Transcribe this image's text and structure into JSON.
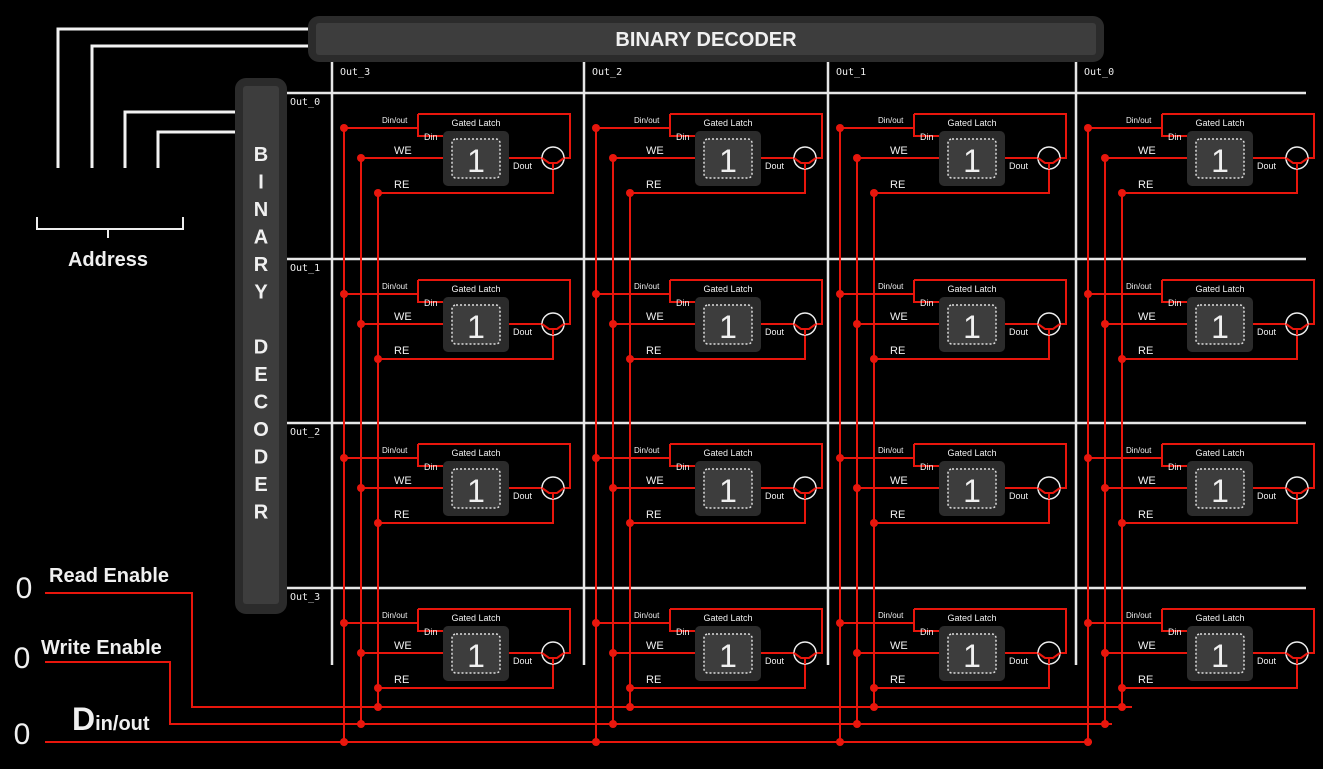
{
  "top_decoder": {
    "label": "BINARY DECODER"
  },
  "side_decoder": {
    "label": "BINARY DECODER",
    "letters": [
      "B",
      "I",
      "N",
      "A",
      "R",
      "Y",
      "",
      "D",
      "E",
      "C",
      "O",
      "D",
      "E",
      "R"
    ]
  },
  "address": {
    "label": "Address"
  },
  "columns": [
    "Out_3",
    "Out_2",
    "Out_1",
    "Out_0"
  ],
  "rows": [
    "Out_0",
    "Out_1",
    "Out_2",
    "Out_3"
  ],
  "cell": {
    "title": "Gated Latch",
    "value": "1",
    "din_out_label": "Din/out",
    "din_label": "Din",
    "we_label": "WE",
    "re_label": "RE",
    "dout_label": "Dout"
  },
  "inputs": [
    {
      "name": "Read Enable",
      "value": "0"
    },
    {
      "name": "Write Enable",
      "value": "0"
    },
    {
      "name": "Din/out",
      "main": "D",
      "sub": "in/out",
      "value": "0"
    }
  ],
  "colors": {
    "background": "#000000",
    "wire": "#e8160c",
    "bus": "#f2f2f2",
    "block": "#2b2b2b",
    "block_inner": "#3d3d3d"
  }
}
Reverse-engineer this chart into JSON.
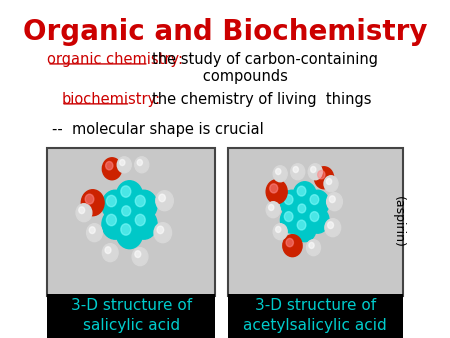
{
  "title": "Organic and Biochemistry",
  "title_color": "#cc0000",
  "title_fontsize": 20,
  "line1_label": "organic chemistry:",
  "line2_label": "biochemistry:",
  "line3_text": "--  molecular shape is crucial",
  "label_color": "#cc0000",
  "body_color": "#000000",
  "box_bg": "#c8c8c8",
  "box_border": "#444444",
  "caption_bg": "#000000",
  "caption_color": "#00cccc",
  "caption1": "3-D structure of\nsalicylic acid",
  "caption2": "3-D structure of\nacetylsalicylic acid",
  "aspirin_label": "(aspirin)",
  "bg_color": "#ffffff",
  "teal": "#00c8c8",
  "red_atom": "#cc2200",
  "white_atom": "#d8d8d8"
}
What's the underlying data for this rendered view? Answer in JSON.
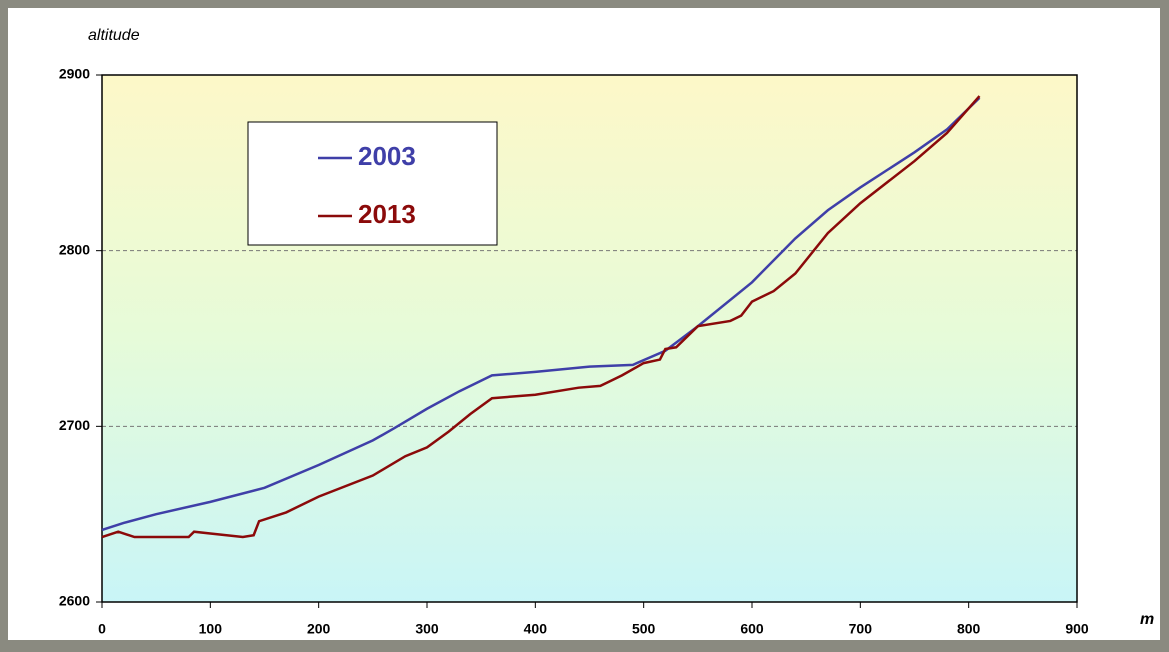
{
  "chart_data": {
    "type": "line",
    "y_axis_label": "altitude",
    "x_axis_label": "m",
    "xlim": [
      0,
      900
    ],
    "xticks": [
      0,
      100,
      200,
      300,
      400,
      500,
      600,
      700,
      800,
      900
    ],
    "ylim": [
      2600,
      2900
    ],
    "yticks": [
      2600,
      2700,
      2800,
      2900
    ],
    "grid": true,
    "legend": "upper left",
    "series": [
      {
        "name": "2003",
        "color": "#3f3fa8",
        "x": [
          0,
          20,
          50,
          100,
          150,
          200,
          250,
          270,
          300,
          330,
          360,
          400,
          450,
          490,
          520,
          550,
          600,
          640,
          670,
          700,
          750,
          780,
          810
        ],
        "values": [
          2641,
          2645,
          2650,
          2657,
          2665,
          2678,
          2692,
          2699,
          2710,
          2720,
          2729,
          2731,
          2734,
          2735,
          2743,
          2757,
          2782,
          2807,
          2823,
          2836,
          2856,
          2869,
          2887
        ]
      },
      {
        "name": "2013",
        "color": "#8b0a0a",
        "x": [
          0,
          15,
          30,
          50,
          80,
          85,
          100,
          130,
          140,
          145,
          170,
          200,
          250,
          280,
          300,
          320,
          340,
          360,
          400,
          440,
          460,
          480,
          500,
          515,
          520,
          530,
          550,
          580,
          590,
          600,
          620,
          640,
          670,
          700,
          750,
          780,
          810
        ],
        "values": [
          2637,
          2640,
          2637,
          2637,
          2637,
          2640,
          2639,
          2637,
          2638,
          2646,
          2651,
          2660,
          2672,
          2683,
          2688,
          2697,
          2707,
          2716,
          2718,
          2722,
          2723,
          2729,
          2736,
          2738,
          2744,
          2745,
          2757,
          2760,
          2763,
          2771,
          2777,
          2787,
          2810,
          2827,
          2851,
          2867,
          2888
        ]
      }
    ]
  }
}
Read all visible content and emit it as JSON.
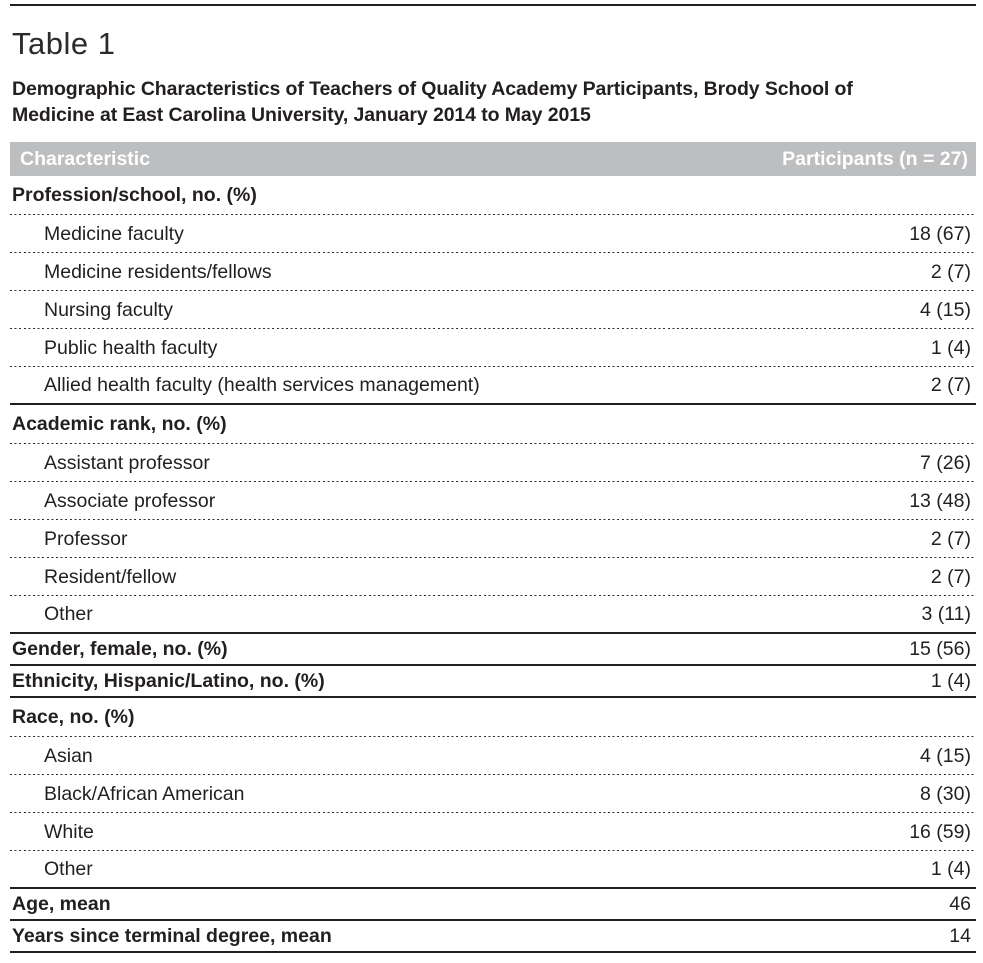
{
  "table_label": "Table 1",
  "title": "Demographic Characteristics of Teachers of Quality Academy Participants, Brody School of Medicine at East Carolina University, January 2014 to May 2015",
  "header": {
    "characteristic": "Characteristic",
    "participants": "Participants (n = 27)"
  },
  "colors": {
    "header_bg": "#bcbec0",
    "header_text": "#ffffff",
    "body_text": "#231f20"
  },
  "rows": [
    {
      "kind": "section",
      "label": "Profession/school, no. (%)",
      "value": "",
      "rule": "dotted"
    },
    {
      "kind": "item",
      "label": "Medicine faculty",
      "value": "18 (67)",
      "rule": "dotted"
    },
    {
      "kind": "item",
      "label": "Medicine residents/fellows",
      "value": "2 (7)",
      "rule": "dotted"
    },
    {
      "kind": "item",
      "label": "Nursing faculty",
      "value": "4 (15)",
      "rule": "dotted"
    },
    {
      "kind": "item",
      "label": "Public health faculty",
      "value": "1 (4)",
      "rule": "dotted"
    },
    {
      "kind": "item",
      "label": "Allied health faculty (health services management)",
      "value": "2 (7)",
      "rule": "solid"
    },
    {
      "kind": "section",
      "label": "Academic rank, no. (%)",
      "value": "",
      "rule": "dotted"
    },
    {
      "kind": "item",
      "label": "Assistant professor",
      "value": "7 (26)",
      "rule": "dotted"
    },
    {
      "kind": "item",
      "label": "Associate professor",
      "value": "13 (48)",
      "rule": "dotted"
    },
    {
      "kind": "item",
      "label": "Professor",
      "value": "2 (7)",
      "rule": "dotted"
    },
    {
      "kind": "item",
      "label": "Resident/fellow",
      "value": "2 (7)",
      "rule": "dotted"
    },
    {
      "kind": "item",
      "label": "Other",
      "value": "3 (11)",
      "rule": "solid"
    },
    {
      "kind": "bold",
      "label": "Gender, female, no. (%)",
      "value": "15 (56)",
      "rule": "solid"
    },
    {
      "kind": "bold",
      "label": "Ethnicity, Hispanic/Latino, no. (%)",
      "value": "1 (4)",
      "rule": "solid"
    },
    {
      "kind": "section",
      "label": "Race, no. (%)",
      "value": "",
      "rule": "dotted"
    },
    {
      "kind": "item",
      "label": "Asian",
      "value": "4 (15)",
      "rule": "dotted"
    },
    {
      "kind": "item",
      "label": "Black/African American",
      "value": "8 (30)",
      "rule": "dotted"
    },
    {
      "kind": "item",
      "label": "White",
      "value": "16 (59)",
      "rule": "dotted"
    },
    {
      "kind": "item",
      "label": "Other",
      "value": "1 (4)",
      "rule": "solid"
    },
    {
      "kind": "bold",
      "label": "Age, mean",
      "value": "46",
      "rule": "solid"
    },
    {
      "kind": "bold",
      "label": "Years since terminal degree, mean",
      "value": "14",
      "rule": "solid"
    }
  ]
}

================================

### SET PROBLEM
List each line in the listing that contains the string "BINARY".

### TASK RESULT
    "label": "BINARY DECODER"
    "label": "BINARY DECODER",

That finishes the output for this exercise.